SHORT TASK:
Lines containing the string "Search" are to be counted. Write only how many there are.

Figure content listings:
• • • • •

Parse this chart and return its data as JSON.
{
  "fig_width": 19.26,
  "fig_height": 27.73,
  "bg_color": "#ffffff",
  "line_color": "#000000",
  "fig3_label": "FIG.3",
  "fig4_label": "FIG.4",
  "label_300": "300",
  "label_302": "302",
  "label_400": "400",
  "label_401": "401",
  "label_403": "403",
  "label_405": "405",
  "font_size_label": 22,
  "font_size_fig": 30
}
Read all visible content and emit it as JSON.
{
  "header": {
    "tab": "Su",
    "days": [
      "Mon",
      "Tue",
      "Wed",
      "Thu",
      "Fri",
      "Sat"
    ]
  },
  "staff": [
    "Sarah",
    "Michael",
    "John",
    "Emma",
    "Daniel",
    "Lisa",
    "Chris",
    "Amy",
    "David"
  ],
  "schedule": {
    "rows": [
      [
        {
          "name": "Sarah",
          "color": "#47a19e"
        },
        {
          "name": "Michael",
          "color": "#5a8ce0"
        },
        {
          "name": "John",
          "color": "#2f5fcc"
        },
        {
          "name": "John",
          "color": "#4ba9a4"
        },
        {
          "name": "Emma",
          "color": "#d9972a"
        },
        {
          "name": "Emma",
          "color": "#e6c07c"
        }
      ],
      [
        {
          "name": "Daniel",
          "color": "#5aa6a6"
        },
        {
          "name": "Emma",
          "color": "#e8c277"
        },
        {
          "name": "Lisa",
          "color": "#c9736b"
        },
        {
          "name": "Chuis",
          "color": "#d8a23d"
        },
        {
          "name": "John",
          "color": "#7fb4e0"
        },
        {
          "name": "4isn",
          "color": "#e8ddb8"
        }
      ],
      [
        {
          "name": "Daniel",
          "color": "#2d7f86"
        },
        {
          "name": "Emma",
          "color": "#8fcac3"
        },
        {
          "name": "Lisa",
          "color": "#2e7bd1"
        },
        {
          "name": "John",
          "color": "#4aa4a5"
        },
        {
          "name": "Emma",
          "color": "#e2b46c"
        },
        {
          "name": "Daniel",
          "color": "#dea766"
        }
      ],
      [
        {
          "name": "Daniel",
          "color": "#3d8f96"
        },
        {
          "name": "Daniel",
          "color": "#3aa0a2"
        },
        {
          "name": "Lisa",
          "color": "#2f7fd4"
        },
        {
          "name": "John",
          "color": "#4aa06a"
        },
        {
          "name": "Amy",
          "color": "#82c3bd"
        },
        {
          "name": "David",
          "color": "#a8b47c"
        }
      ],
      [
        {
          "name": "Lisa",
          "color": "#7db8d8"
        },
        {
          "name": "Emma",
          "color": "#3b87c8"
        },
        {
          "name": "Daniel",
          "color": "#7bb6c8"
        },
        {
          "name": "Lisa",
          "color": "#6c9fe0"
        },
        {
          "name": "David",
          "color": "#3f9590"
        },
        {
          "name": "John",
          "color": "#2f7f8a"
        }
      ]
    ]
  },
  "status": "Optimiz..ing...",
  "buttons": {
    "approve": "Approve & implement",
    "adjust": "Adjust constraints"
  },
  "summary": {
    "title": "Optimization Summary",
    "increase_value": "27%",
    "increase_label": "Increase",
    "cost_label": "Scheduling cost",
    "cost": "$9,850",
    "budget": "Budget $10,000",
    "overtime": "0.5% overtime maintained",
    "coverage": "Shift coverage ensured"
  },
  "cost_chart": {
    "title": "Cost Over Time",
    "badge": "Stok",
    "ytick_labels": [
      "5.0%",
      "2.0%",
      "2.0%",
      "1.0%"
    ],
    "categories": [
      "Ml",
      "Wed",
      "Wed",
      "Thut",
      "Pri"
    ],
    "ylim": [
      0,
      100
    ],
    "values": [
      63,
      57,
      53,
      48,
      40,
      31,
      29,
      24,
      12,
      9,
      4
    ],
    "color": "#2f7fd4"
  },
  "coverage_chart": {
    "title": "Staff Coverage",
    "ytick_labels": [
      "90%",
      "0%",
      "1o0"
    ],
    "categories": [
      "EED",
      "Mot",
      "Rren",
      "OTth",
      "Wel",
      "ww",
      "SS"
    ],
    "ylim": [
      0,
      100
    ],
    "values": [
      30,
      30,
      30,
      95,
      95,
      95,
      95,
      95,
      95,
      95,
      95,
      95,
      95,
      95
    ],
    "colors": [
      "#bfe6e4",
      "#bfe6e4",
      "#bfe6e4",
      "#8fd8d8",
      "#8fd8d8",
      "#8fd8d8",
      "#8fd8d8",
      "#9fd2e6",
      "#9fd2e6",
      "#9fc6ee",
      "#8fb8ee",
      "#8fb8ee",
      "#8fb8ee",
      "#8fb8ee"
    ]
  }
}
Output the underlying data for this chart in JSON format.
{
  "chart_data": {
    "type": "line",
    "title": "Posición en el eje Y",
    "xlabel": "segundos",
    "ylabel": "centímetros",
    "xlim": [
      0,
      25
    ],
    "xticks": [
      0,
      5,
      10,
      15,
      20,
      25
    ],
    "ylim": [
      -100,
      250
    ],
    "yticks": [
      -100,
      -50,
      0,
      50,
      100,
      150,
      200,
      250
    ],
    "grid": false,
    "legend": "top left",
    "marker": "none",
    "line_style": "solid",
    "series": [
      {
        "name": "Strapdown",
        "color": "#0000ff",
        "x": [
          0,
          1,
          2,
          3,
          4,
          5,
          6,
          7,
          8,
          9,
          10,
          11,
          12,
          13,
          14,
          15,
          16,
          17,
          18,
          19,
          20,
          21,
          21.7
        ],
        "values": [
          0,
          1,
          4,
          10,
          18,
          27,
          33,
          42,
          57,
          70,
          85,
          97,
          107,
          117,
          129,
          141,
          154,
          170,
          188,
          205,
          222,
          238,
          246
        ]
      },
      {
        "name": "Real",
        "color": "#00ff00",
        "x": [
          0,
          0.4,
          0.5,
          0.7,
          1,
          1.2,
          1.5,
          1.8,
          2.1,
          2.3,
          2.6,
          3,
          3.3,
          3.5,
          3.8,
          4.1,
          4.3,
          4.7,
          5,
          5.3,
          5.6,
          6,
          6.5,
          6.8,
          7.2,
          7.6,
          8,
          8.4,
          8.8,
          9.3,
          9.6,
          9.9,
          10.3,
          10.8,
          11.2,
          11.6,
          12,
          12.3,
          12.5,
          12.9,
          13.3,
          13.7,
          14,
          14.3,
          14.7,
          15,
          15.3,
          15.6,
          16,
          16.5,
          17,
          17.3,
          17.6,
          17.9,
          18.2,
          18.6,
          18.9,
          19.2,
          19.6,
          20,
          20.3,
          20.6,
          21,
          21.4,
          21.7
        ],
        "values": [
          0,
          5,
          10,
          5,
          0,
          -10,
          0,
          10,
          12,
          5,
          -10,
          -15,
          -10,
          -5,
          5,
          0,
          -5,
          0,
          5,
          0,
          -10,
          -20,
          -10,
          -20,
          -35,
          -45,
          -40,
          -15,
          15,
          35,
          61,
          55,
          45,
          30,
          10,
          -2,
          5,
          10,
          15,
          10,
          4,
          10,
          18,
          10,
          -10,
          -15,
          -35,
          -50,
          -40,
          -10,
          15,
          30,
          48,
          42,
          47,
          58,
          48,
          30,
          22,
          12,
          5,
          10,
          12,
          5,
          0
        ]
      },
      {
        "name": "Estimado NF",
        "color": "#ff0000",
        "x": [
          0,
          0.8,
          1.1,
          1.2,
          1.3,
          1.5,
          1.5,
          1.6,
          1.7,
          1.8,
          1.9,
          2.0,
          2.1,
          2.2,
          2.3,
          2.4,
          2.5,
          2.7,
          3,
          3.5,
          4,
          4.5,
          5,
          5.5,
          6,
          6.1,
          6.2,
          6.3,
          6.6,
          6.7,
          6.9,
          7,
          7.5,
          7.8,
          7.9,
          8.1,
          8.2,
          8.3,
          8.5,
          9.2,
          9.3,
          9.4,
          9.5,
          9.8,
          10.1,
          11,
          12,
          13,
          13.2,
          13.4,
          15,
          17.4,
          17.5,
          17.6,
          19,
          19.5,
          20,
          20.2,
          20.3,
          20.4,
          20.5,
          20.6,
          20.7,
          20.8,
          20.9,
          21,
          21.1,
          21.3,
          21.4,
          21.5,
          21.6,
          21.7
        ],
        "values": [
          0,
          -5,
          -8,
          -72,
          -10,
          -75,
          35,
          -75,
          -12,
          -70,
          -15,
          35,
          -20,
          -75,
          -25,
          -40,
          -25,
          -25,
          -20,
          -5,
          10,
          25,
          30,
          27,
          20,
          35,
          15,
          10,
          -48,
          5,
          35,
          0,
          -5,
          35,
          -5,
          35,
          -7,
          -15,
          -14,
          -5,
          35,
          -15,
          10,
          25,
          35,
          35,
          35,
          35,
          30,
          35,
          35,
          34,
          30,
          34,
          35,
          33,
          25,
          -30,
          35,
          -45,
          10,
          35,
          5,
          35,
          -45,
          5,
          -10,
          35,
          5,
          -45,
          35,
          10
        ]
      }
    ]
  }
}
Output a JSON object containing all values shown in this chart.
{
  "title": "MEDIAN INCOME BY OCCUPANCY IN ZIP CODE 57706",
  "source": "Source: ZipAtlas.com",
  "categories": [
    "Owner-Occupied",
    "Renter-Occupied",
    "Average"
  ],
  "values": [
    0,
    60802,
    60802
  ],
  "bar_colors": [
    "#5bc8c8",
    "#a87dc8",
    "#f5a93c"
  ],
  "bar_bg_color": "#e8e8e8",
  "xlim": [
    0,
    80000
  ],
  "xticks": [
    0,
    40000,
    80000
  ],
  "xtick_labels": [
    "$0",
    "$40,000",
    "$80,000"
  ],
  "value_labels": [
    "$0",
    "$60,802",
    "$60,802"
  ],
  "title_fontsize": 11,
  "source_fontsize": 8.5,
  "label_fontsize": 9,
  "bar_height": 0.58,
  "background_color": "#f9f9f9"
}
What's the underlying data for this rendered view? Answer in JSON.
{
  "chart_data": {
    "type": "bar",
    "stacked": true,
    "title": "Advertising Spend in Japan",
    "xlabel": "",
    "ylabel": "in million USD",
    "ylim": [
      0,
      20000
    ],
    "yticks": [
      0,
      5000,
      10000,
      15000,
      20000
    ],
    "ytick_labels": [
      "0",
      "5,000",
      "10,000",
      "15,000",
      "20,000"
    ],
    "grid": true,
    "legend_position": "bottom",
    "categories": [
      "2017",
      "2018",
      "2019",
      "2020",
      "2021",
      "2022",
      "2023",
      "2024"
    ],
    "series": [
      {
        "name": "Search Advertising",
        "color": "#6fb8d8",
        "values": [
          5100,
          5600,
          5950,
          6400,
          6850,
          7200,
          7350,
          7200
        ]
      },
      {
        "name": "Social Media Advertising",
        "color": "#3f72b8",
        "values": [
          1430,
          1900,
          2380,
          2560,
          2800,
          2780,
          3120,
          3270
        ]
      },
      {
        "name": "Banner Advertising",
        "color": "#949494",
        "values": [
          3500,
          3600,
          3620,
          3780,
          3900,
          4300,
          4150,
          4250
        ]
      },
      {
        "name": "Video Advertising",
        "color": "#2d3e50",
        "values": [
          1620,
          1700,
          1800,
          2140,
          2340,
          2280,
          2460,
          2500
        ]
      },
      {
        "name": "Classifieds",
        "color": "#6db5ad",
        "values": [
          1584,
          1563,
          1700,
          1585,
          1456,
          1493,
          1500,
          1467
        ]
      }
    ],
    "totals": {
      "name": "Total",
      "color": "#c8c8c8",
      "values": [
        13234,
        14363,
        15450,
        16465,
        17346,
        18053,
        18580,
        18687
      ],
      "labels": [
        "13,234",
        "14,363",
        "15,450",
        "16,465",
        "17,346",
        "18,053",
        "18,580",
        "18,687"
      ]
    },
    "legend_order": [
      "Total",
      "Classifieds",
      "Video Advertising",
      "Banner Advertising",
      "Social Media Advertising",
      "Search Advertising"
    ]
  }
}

• • • • •

EXERCISE OUTPUT:
2